--- Task ---
Copy only what runs from the line containing "Extract the structured" to the last line, both included, keeping it exact and omitting pictures.

--- Material for this task ---
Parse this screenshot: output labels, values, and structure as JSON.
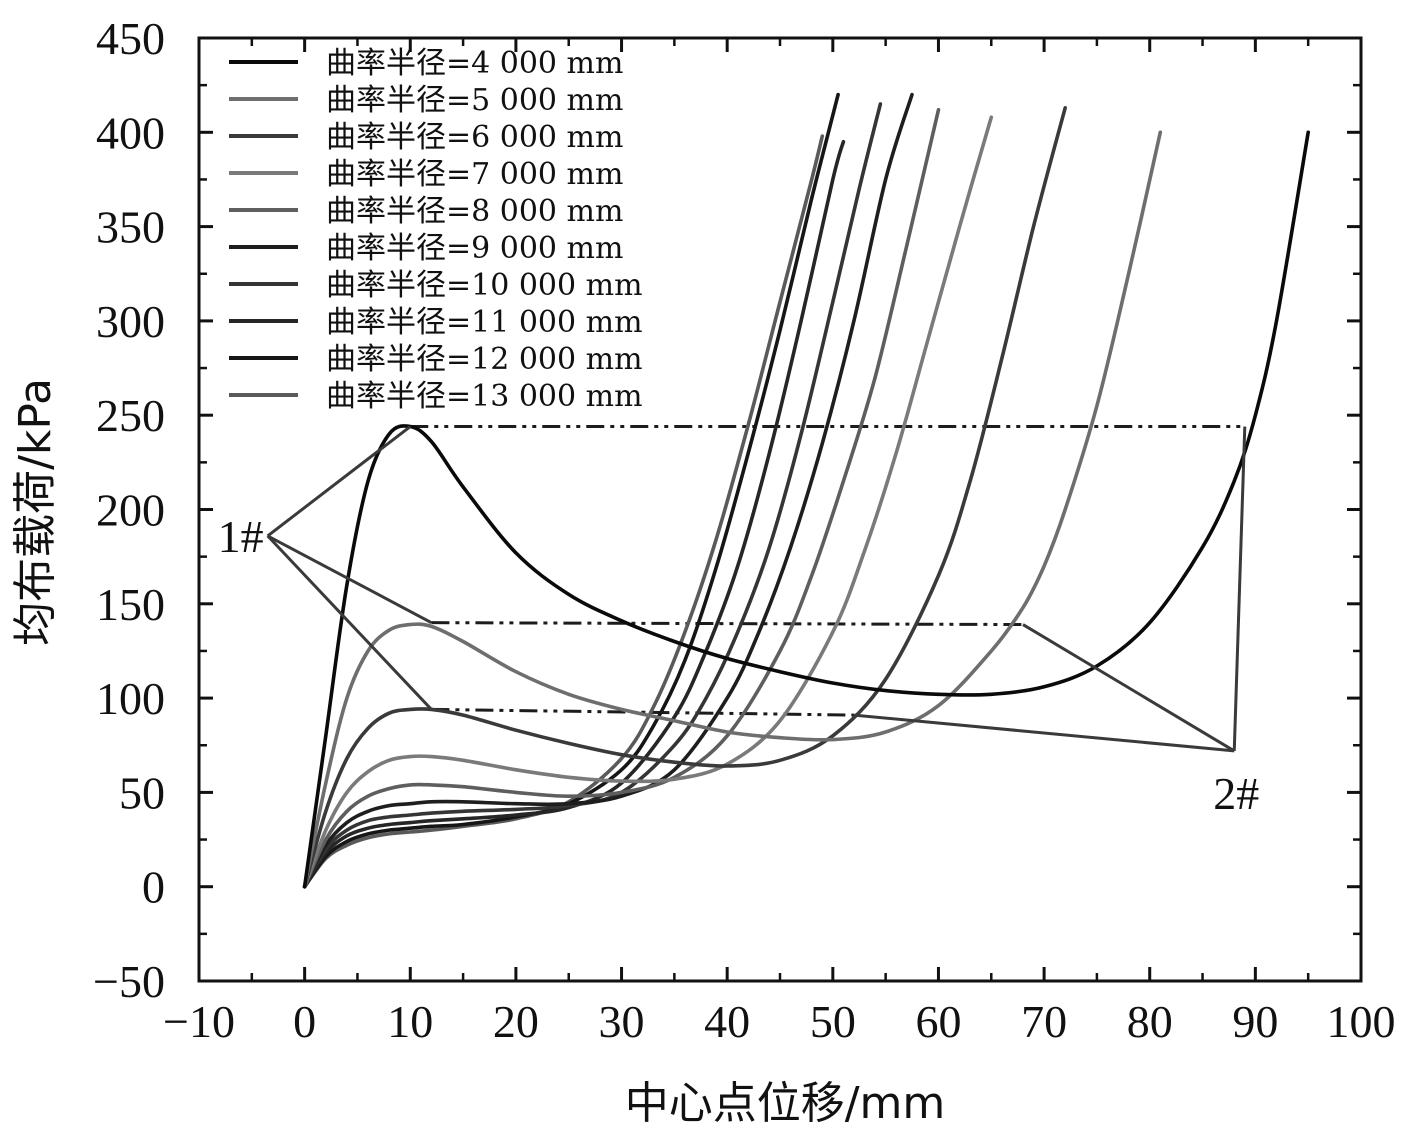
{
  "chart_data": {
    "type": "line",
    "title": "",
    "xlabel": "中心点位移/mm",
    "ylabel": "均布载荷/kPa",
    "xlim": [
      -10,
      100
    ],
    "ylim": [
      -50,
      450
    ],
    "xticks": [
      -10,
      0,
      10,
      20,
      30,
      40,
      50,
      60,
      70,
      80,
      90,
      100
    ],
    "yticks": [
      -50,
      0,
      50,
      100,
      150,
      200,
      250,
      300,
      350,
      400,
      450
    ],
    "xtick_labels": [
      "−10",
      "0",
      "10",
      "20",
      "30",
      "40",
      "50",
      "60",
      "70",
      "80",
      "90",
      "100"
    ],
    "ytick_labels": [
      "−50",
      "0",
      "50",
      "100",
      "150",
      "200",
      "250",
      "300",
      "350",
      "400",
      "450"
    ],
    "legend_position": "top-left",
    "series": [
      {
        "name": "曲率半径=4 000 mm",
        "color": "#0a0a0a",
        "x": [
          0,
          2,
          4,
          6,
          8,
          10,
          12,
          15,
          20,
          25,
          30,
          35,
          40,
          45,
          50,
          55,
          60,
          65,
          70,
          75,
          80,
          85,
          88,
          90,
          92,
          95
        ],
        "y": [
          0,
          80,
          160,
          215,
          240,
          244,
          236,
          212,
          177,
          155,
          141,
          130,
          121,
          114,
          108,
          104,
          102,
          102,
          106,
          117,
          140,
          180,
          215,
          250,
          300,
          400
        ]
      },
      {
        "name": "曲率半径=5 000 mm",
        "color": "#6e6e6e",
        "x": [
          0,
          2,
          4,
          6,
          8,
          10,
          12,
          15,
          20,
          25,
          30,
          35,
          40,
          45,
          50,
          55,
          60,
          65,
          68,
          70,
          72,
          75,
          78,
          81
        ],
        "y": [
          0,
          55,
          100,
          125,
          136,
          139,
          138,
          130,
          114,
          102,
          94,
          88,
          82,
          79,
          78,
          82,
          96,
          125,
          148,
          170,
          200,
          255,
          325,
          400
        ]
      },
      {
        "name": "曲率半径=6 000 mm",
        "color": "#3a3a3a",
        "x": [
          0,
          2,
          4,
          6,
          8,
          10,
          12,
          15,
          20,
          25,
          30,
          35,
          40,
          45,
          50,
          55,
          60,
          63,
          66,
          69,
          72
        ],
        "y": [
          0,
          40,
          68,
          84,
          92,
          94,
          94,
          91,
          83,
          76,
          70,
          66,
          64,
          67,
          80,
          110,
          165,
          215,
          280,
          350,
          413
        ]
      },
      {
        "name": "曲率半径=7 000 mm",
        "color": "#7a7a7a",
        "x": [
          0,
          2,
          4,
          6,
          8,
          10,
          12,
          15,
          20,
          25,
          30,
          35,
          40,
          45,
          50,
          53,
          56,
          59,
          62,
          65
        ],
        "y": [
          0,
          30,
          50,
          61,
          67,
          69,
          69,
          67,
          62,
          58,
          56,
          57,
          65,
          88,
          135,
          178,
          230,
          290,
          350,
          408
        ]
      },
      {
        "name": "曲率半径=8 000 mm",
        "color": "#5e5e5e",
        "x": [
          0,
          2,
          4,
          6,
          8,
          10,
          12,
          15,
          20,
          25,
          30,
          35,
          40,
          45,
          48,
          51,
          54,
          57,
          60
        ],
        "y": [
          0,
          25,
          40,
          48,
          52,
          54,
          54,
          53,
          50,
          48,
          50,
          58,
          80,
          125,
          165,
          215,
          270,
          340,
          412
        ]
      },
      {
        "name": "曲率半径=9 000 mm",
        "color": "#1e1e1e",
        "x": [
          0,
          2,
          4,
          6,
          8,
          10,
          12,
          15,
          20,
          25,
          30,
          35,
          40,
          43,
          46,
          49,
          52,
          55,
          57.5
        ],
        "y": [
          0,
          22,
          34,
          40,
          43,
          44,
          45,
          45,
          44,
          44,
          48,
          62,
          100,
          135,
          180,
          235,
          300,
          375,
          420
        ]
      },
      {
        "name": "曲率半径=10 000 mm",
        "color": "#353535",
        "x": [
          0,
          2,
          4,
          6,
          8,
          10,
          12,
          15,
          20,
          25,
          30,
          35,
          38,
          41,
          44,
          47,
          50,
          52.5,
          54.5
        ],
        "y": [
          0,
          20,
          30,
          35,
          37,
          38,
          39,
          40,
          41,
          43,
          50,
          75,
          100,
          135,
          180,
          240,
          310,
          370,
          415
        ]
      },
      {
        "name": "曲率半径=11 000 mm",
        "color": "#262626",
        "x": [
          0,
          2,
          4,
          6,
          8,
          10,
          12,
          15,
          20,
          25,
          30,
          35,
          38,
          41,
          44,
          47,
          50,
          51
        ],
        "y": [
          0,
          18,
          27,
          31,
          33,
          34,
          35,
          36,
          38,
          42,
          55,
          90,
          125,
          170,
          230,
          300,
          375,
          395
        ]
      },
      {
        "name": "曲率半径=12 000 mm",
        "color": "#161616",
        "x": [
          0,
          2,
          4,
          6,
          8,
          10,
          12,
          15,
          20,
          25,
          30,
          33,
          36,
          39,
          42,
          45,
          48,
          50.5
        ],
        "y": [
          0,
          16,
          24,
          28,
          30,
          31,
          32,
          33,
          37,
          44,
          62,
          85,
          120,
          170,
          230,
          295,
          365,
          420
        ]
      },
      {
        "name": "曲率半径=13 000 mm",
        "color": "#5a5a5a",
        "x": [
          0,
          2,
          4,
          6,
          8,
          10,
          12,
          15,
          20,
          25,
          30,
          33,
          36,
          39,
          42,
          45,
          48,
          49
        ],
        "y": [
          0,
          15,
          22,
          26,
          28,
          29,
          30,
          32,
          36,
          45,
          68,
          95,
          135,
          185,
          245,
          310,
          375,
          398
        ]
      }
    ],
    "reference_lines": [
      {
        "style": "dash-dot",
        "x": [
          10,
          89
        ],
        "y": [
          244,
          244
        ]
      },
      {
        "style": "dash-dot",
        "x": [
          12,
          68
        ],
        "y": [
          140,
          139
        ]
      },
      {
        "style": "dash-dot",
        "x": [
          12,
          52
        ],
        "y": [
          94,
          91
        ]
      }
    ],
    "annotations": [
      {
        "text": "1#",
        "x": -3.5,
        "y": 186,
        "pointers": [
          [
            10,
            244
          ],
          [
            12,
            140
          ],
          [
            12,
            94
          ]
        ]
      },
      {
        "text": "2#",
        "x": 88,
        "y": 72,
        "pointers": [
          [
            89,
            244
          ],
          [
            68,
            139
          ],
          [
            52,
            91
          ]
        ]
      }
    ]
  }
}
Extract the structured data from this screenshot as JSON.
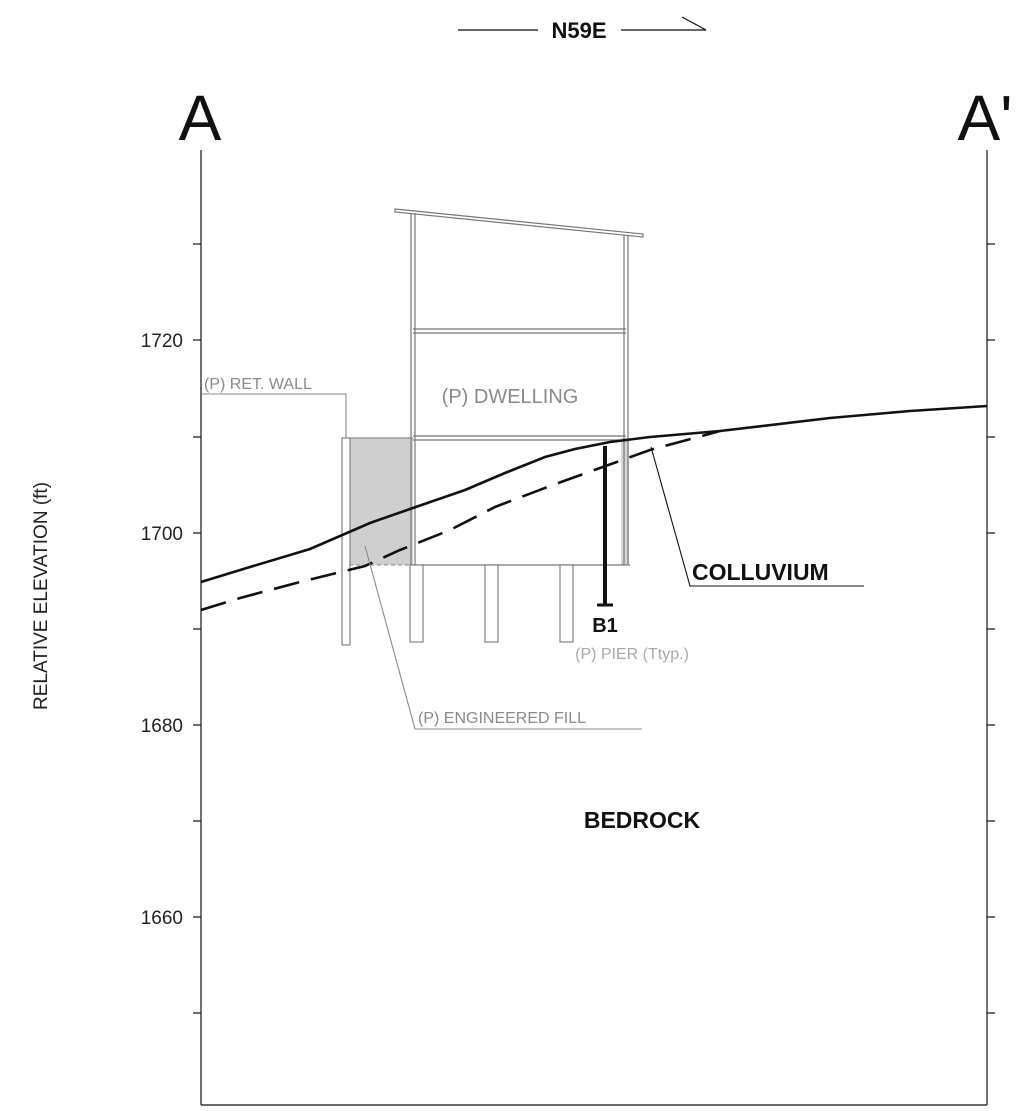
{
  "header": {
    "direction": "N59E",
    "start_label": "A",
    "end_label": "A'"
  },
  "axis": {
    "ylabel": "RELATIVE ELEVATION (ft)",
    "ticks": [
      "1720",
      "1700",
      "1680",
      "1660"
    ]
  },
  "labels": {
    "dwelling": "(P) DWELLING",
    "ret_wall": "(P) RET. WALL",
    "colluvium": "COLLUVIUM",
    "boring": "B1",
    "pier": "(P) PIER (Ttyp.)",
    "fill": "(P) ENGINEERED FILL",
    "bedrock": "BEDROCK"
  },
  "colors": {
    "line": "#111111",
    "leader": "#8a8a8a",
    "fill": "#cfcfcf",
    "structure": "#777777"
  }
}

--- Exercise answer ---
Extract the structured data from this screenshot as JSON.
{
  "header": {
    "direction": "N59E",
    "start_label": "A",
    "end_label": "A'"
  },
  "axis": {
    "ylabel": "RELATIVE ELEVATION (ft)",
    "ticks": [
      "1720",
      "1700",
      "1680",
      "1660"
    ]
  },
  "labels": {
    "dwelling": "(P) DWELLING",
    "ret_wall": "(P) RET. WALL",
    "colluvium": "COLLUVIUM",
    "boring": "B1",
    "pier": "(P) PIER (Ttyp.)",
    "fill": "(P) ENGINEERED FILL",
    "bedrock": "BEDROCK"
  },
  "colors": {
    "line": "#111111",
    "leader": "#8a8a8a",
    "fill": "#cfcfcf",
    "structure": "#777777"
  }
}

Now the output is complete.